Data supplied:
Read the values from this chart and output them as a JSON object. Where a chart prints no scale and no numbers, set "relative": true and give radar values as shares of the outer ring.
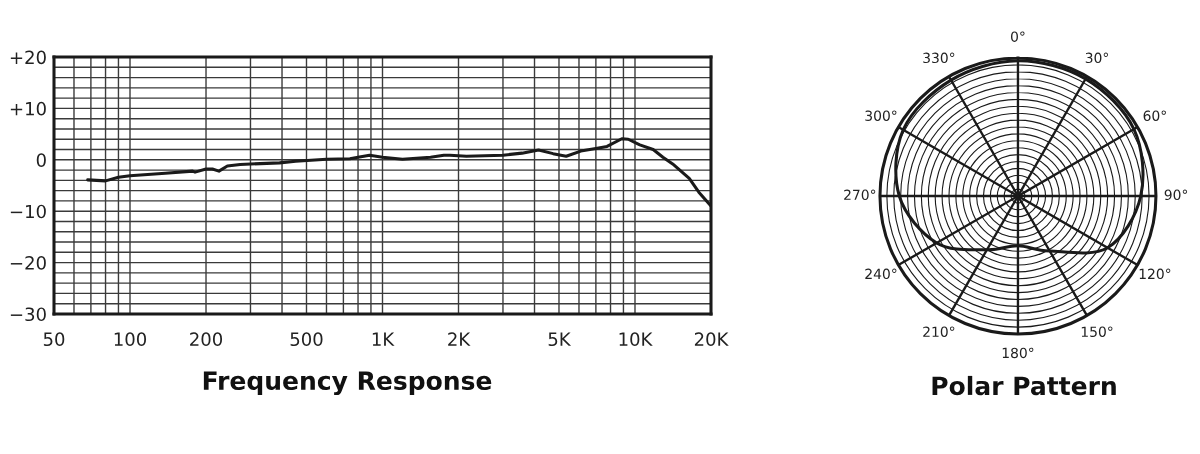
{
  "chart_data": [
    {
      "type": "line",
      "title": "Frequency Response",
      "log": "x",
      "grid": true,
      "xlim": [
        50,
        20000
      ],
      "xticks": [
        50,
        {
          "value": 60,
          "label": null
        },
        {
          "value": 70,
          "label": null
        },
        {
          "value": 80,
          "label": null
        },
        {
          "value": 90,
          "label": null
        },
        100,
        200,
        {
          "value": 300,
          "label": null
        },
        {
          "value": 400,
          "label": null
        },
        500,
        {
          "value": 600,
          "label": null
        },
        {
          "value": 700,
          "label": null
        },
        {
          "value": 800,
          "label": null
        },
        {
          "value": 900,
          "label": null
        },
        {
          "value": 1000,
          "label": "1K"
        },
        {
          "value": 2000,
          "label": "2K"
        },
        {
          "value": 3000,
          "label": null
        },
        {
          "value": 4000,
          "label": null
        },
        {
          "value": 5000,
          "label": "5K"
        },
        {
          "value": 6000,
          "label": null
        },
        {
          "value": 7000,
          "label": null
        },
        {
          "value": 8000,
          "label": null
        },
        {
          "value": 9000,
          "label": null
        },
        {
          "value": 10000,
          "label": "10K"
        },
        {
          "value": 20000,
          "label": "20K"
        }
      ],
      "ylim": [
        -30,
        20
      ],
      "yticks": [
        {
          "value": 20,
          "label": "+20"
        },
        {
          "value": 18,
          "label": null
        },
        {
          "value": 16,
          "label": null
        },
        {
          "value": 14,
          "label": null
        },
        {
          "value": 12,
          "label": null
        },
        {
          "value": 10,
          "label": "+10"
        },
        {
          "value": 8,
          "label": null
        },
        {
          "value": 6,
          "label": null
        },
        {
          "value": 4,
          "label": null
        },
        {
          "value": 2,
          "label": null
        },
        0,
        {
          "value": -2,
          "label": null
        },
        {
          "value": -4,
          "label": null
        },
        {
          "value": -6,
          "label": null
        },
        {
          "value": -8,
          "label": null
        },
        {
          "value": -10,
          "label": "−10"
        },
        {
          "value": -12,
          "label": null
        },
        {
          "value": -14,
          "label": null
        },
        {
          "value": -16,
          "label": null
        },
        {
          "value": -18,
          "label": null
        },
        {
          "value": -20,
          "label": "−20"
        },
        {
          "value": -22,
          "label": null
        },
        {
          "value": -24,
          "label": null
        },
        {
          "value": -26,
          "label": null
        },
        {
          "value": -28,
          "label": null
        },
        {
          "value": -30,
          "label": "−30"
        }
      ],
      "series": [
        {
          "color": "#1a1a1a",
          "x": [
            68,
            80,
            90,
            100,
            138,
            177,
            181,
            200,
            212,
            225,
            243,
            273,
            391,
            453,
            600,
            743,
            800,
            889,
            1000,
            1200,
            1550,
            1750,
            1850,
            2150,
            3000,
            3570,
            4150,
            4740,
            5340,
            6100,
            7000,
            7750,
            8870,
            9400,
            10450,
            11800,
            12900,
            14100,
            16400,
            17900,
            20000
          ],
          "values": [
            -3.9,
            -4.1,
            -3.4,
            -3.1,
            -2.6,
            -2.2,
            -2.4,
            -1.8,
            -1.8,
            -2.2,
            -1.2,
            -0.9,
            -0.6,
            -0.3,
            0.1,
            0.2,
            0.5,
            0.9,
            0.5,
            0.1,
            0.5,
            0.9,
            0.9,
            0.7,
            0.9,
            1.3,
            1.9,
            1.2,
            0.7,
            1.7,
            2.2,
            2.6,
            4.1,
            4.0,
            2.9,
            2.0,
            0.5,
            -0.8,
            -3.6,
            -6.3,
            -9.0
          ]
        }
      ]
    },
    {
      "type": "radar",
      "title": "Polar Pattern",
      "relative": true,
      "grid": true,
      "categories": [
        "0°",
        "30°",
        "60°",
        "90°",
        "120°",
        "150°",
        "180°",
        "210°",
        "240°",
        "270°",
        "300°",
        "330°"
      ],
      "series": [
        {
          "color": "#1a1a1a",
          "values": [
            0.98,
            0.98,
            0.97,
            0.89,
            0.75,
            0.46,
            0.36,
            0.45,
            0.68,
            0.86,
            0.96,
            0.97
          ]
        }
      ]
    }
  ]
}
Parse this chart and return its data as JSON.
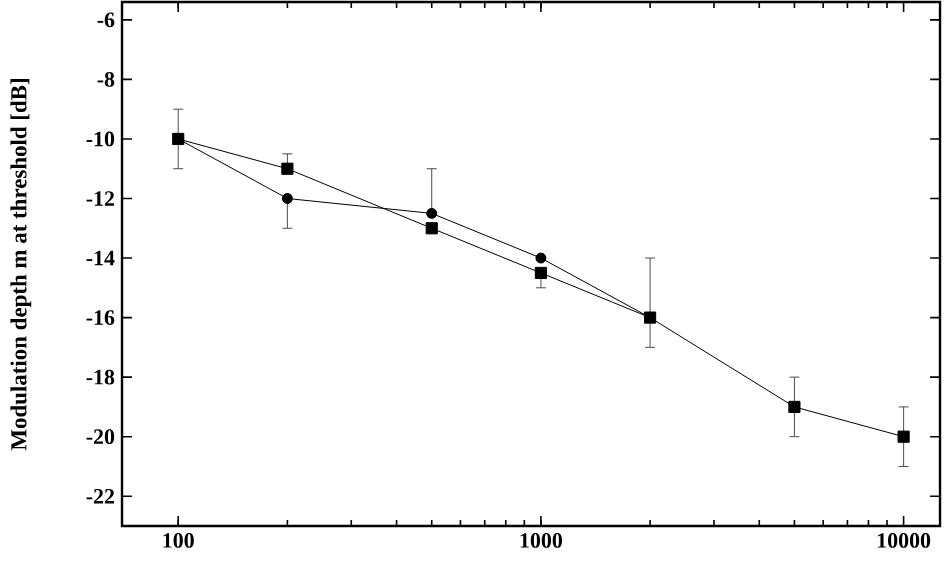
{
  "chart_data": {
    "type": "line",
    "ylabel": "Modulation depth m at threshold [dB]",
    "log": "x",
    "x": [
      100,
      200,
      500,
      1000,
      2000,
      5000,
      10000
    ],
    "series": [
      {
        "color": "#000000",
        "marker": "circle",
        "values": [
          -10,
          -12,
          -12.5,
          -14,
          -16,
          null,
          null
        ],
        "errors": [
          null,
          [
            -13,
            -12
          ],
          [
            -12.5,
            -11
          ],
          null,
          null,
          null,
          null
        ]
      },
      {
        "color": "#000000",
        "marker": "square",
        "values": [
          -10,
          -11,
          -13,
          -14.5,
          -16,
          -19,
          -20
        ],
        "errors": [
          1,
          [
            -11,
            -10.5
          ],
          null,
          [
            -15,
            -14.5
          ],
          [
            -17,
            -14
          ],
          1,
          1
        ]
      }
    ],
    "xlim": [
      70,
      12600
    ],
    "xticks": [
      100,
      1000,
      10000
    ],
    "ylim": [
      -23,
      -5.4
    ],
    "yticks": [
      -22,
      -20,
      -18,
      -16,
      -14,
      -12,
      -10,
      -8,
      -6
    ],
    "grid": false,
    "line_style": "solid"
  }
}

* * *

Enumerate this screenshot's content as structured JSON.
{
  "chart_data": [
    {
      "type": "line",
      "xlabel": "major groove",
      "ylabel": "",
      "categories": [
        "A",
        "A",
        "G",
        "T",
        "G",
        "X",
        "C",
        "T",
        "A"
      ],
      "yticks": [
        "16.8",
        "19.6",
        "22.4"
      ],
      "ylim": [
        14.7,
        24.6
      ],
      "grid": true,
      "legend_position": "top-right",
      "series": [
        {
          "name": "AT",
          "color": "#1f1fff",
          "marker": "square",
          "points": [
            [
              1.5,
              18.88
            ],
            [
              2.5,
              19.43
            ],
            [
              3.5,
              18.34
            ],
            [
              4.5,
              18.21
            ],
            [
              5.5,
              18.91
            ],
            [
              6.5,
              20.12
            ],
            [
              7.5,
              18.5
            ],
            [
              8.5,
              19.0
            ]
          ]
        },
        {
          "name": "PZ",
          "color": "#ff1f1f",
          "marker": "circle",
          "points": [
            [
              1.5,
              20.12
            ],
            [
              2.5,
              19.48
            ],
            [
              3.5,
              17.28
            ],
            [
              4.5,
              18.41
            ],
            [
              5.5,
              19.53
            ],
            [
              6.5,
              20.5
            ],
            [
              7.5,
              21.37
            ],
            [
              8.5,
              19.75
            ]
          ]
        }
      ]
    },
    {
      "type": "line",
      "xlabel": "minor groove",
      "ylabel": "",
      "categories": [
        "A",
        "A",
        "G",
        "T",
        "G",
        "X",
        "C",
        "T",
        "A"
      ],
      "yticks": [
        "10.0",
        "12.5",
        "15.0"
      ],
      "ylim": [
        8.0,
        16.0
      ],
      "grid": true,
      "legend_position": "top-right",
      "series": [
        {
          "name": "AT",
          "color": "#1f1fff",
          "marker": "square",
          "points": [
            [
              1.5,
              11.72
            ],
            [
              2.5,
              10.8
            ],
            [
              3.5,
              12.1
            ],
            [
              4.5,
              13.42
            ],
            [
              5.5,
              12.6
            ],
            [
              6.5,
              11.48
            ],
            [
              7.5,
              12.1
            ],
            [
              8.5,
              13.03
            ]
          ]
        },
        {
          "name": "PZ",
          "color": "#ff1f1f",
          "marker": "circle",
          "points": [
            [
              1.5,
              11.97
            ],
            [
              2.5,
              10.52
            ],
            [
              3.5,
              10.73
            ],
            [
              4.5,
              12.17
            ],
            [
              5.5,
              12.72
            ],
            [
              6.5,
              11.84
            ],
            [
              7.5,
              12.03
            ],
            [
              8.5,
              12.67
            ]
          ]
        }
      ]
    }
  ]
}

* * *

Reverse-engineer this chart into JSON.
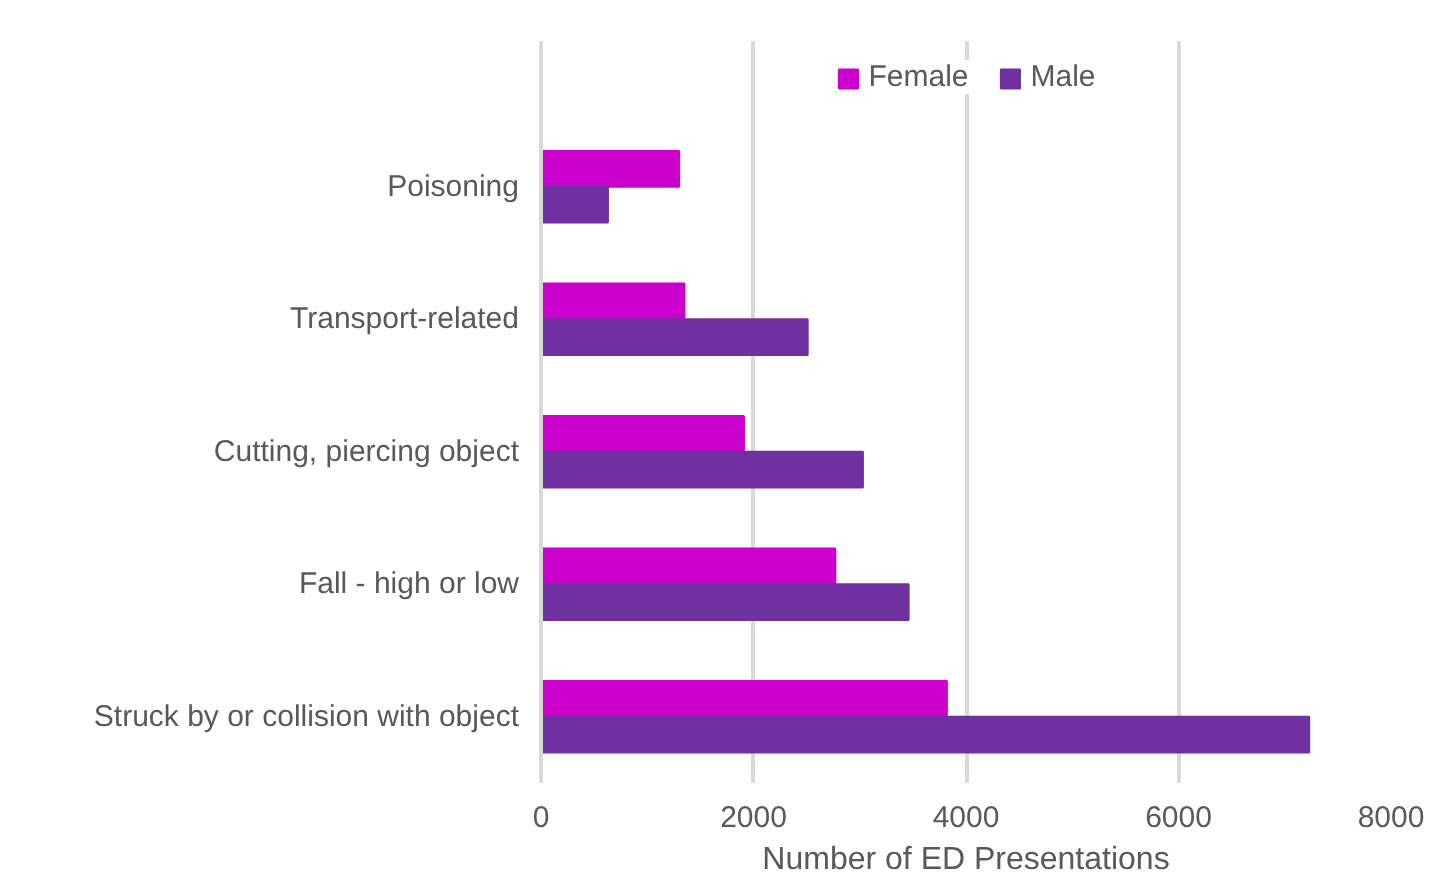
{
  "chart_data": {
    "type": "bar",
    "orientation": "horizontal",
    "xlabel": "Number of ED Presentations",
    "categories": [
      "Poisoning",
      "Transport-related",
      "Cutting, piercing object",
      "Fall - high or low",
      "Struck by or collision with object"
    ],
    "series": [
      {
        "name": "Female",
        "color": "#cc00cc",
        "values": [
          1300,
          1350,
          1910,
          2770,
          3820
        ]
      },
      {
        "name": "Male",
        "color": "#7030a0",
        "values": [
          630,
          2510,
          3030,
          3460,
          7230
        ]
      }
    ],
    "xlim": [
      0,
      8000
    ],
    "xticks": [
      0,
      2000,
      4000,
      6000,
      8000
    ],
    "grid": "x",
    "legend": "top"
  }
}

The exercise: Which lines hold the string "radar"? List them all.

Output of the exercise:
Read the values from this chart and output them as a JSON object. Where a chart prints no scale and no numbers, set "relative": true and give radar values as shares of the outer ring.
      "type": "radar",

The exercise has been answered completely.